| Task statement |
Using the listing below, extract each line that has the word "sera" in it.
⟨
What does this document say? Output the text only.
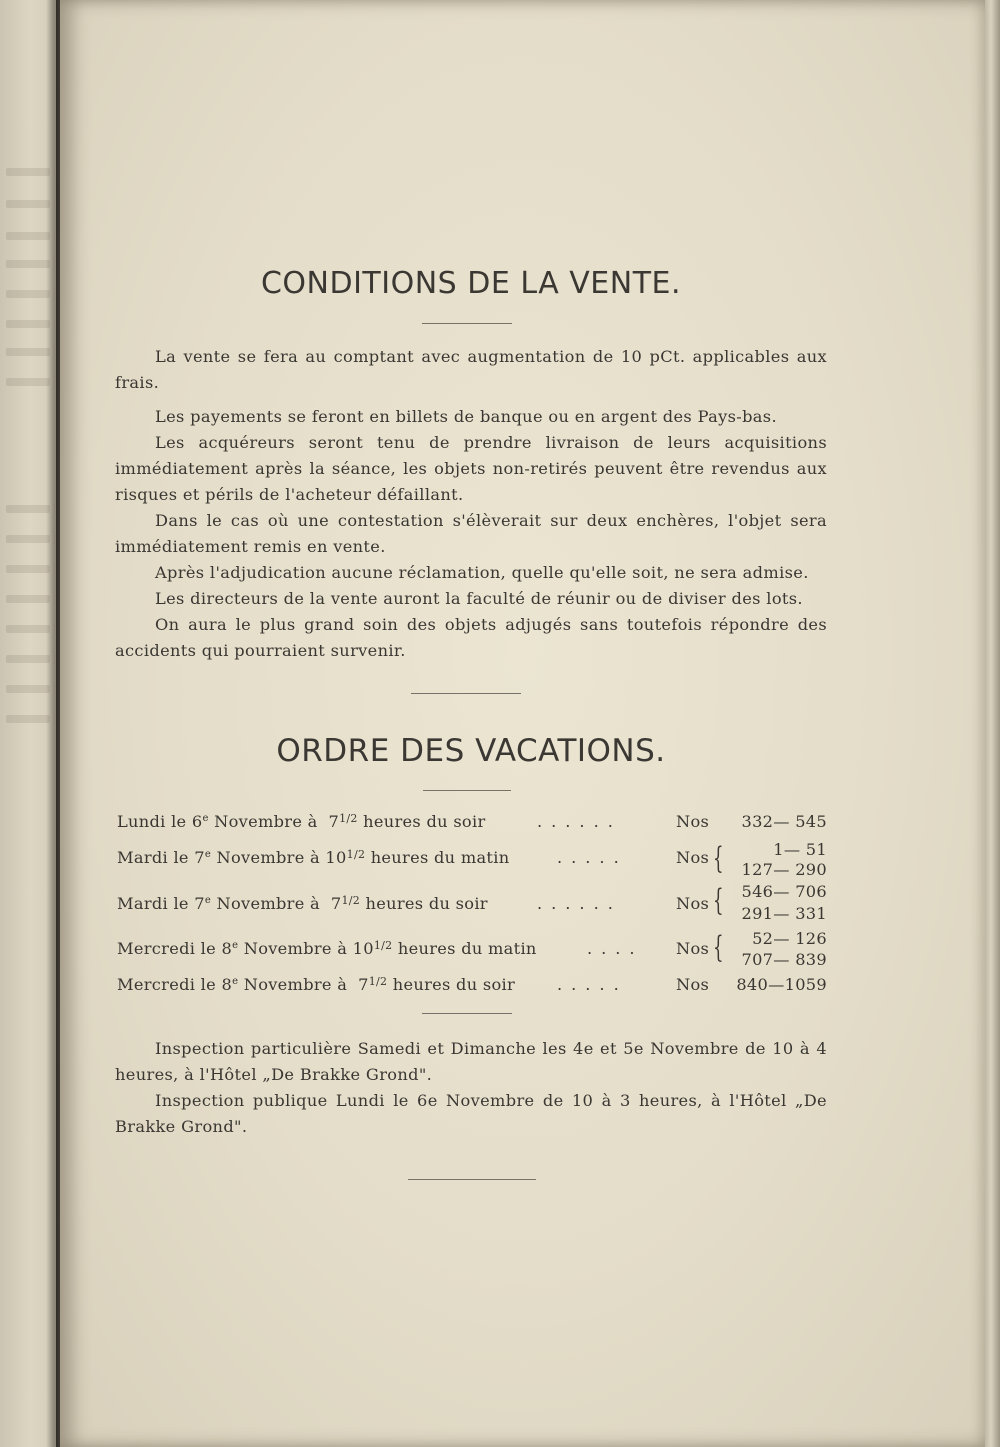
CONDITIONS DE LA VENTE.

La vente se fera au comptant avec augmentation de 10 pCt. applicables aux frais.

Les payements se feront en billets de banque ou en argent des Pays-bas.

Les acquéreurs seront tenu de prendre livraison de leurs acquisitions immédiatement après la séance, les objets non-retirés peuvent être revendus aux risques et périls de l'acheteur défaillant.

Dans le cas où une contestation s'élèverait sur deux enchères, l'objet sera immédiatement remis en vente.

Après l'adjudication aucune réclamation, quelle qu'elle soit, ne sera admise.

Les directeurs de la vente auront la faculté de réunir ou de diviser des lots.

On aura le plus grand soin des objets adjugés sans toutefois répondre des accidents qui pourraient survenir.

ORDRE DES VACATIONS.
Lundi le 6e Novembre à  $7^{1/2}$ heures du soir	......	Nos 332— 545
Mardi le 7e Novembre à $10^{1/2}$ heures du matin	.....	Nos {	1— 51
127— 290
Mardi le 7e Novembre à  $7^{1/2}$ heures du soir	......	Nos { 546— 706
291— 331
Mercredi le 8e Novembre à $10^{1/2}$ heures du matin	.... Nos { 52— 126
707— 839
Mercredi le 8e Novembre à  $7^{1/2}$ heures du soir	.....	Nos 840—1059

Inspection particulière Samedi et Dimanche les 4e et 5e Novembre de 10 à 4 heures, à l'Hôtel „De Brakke Grond".

Inspection publique Lundi le 6e Novembre de 10 à 3 heures, à l'Hôtel „De Brakke Grond".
⟩
| Expected answer |
Dans le cas où une contestation s'élèverait sur deux enchères, l'objet sera immédiatement remis en vente.
Après l'adjudication aucune réclamation, quelle qu'elle soit, ne sera admise.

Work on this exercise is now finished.